==== Stored records ====
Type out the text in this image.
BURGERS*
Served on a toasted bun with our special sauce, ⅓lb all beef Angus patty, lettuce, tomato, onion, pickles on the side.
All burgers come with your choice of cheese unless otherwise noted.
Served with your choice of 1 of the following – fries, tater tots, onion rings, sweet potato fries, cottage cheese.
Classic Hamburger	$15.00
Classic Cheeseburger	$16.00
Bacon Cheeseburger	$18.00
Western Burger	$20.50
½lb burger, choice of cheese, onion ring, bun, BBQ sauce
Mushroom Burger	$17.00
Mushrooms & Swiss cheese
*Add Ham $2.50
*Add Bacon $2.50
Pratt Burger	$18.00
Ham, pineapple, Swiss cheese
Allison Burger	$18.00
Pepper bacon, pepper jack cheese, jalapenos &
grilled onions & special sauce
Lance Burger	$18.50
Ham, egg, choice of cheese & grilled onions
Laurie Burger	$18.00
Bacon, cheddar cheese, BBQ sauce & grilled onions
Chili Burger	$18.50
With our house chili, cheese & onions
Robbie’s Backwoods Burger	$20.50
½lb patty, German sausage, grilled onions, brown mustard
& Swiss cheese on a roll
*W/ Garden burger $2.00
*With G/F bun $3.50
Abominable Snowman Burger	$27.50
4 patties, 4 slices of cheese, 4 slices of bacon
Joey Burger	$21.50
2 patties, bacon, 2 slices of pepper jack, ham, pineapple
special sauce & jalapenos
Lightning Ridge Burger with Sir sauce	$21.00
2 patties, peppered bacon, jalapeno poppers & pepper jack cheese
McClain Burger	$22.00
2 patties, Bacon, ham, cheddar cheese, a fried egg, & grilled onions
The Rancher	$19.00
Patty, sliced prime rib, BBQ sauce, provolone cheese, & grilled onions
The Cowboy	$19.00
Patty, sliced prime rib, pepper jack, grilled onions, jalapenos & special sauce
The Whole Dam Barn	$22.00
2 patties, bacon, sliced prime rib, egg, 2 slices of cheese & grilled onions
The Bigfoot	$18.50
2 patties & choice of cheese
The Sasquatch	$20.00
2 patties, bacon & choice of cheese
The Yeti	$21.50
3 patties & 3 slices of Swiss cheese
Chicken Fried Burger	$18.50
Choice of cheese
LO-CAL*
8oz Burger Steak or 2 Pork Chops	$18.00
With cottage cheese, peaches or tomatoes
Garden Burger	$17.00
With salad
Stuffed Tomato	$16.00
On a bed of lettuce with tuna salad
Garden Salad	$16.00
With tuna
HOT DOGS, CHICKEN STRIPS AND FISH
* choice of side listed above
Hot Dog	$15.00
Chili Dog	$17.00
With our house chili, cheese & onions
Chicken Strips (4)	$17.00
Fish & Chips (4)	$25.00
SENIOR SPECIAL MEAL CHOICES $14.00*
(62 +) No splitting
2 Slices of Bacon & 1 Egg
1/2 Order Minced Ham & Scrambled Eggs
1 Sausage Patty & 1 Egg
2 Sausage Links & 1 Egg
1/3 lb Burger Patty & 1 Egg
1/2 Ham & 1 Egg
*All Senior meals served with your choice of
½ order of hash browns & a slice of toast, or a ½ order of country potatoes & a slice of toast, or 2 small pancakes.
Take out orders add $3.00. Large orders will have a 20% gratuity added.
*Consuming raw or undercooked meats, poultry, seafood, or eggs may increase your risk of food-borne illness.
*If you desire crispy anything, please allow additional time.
====
The problem: Copy out all lines that carry the word "grilled".

Written answer:
grilled onions & special sauce
Ham, egg, choice of cheese & grilled onions
Bacon, cheddar cheese, BBQ sauce & grilled onions
½lb patty, German sausage, grilled onions, brown mustard
2 patties, Bacon, ham, cheddar cheese, a fried egg, & grilled onions
Patty, sliced prime rib, BBQ sauce, provolone cheese, & grilled onions
Patty, sliced prime rib, pepper jack, grilled onions, jalapenos & special sauce
2 patties, bacon, sliced prime rib, egg, 2 slices of cheese & grilled onions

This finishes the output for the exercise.